#### Recorded information ####

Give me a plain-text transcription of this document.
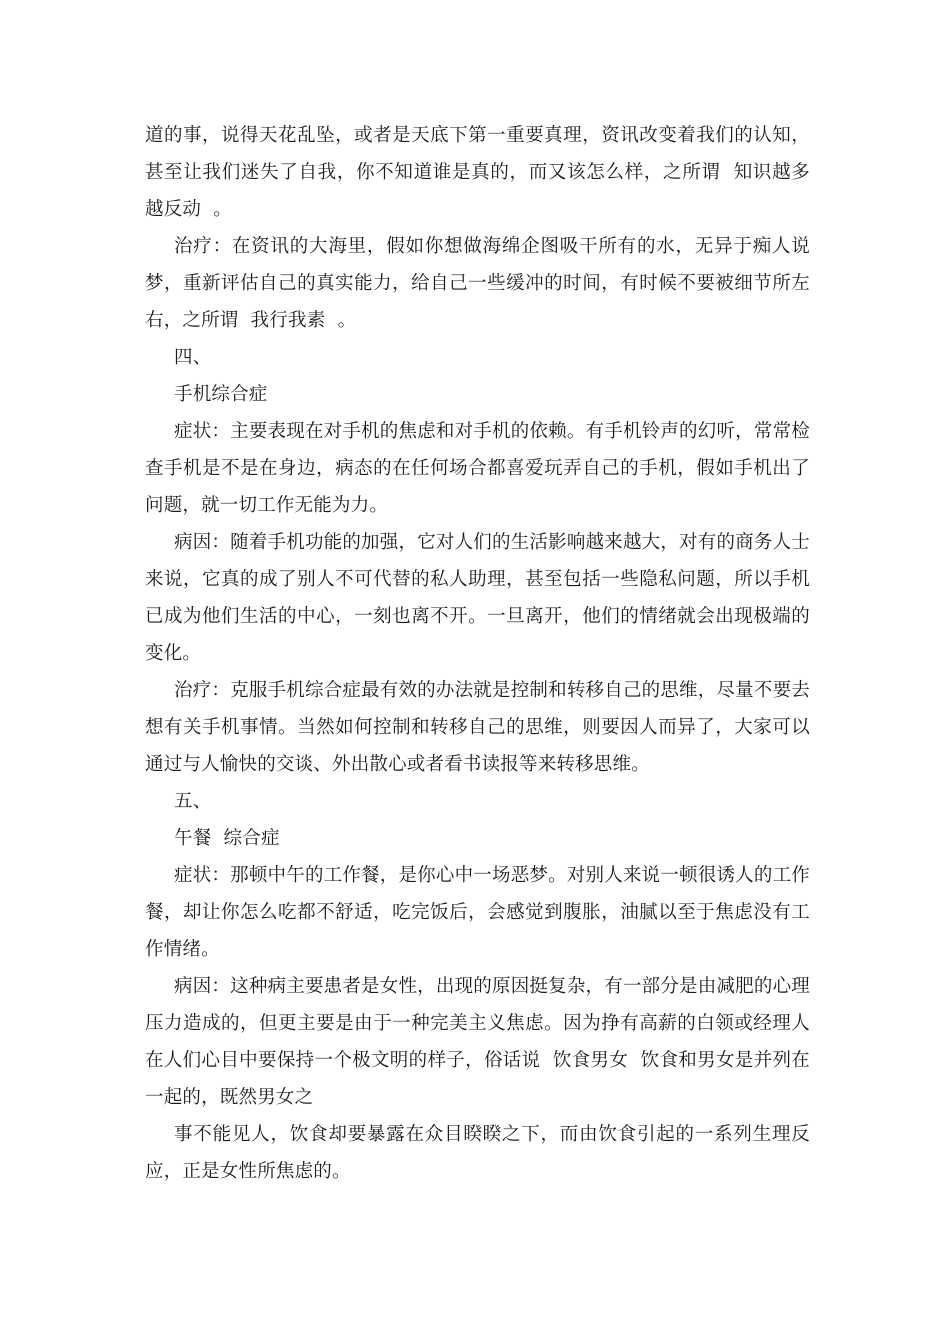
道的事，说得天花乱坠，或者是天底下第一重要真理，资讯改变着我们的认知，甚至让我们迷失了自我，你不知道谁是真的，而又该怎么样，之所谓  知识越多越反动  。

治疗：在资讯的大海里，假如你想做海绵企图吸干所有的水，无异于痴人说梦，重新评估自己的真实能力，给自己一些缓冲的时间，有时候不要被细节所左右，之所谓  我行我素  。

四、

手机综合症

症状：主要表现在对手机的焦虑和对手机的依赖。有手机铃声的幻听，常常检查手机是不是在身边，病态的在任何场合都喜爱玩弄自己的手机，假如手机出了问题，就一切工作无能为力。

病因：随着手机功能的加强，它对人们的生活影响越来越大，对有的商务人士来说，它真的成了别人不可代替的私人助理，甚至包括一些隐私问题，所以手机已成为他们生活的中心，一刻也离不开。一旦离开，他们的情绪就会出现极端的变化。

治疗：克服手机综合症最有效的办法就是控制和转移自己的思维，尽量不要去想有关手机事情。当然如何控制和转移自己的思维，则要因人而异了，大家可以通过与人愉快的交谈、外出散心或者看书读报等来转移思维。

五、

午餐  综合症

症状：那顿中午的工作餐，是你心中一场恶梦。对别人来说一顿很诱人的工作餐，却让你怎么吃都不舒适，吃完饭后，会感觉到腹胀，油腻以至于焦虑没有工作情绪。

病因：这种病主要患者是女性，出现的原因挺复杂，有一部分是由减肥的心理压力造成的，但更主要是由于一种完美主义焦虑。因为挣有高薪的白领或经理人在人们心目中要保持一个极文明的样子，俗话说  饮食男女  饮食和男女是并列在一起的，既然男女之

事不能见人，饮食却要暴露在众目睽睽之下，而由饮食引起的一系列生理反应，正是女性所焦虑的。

####

To do ->
Reproduce the whole listing word for word, setting aside any pictures.

Response to this exercise ->
Give me a plain-text transcription of this document.
道的事，说得天花乱坠，或者是天底下第一重要真理，资讯改变着我们的认知，甚至让我们迷失了自我，你不知道谁是真的，而又该怎么样，之所谓  知识越多越反动  。

治疗：在资讯的大海里，假如你想做海绵企图吸干所有的水，无异于痴人说梦，重新评估自己的真实能力，给自己一些缓冲的时间，有时候不要被细节所左右，之所谓  我行我素  。

四、

手机综合症

症状：主要表现在对手机的焦虑和对手机的依赖。有手机铃声的幻听，常常检查手机是不是在身边，病态的在任何场合都喜爱玩弄自己的手机，假如手机出了问题，就一切工作无能为力。

病因：随着手机功能的加强，它对人们的生活影响越来越大，对有的商务人士来说，它真的成了别人不可代替的私人助理，甚至包括一些隐私问题，所以手机已成为他们生活的中心，一刻也离不开。一旦离开，他们的情绪就会出现极端的变化。

治疗：克服手机综合症最有效的办法就是控制和转移自己的思维，尽量不要去想有关手机事情。当然如何控制和转移自己的思维，则要因人而异了，大家可以通过与人愉快的交谈、外出散心或者看书读报等来转移思维。

五、

午餐  综合症

症状：那顿中午的工作餐，是你心中一场恶梦。对别人来说一顿很诱人的工作餐，却让你怎么吃都不舒适，吃完饭后，会感觉到腹胀，油腻以至于焦虑没有工作情绪。

病因：这种病主要患者是女性，出现的原因挺复杂，有一部分是由减肥的心理压力造成的，但更主要是由于一种完美主义焦虑。因为挣有高薪的白领或经理人在人们心目中要保持一个极文明的样子，俗话说  饮食男女  饮食和男女是并列在一起的，既然男女之

事不能见人，饮食却要暴露在众目睽睽之下，而由饮食引起的一系列生理反应，正是女性所焦虑的。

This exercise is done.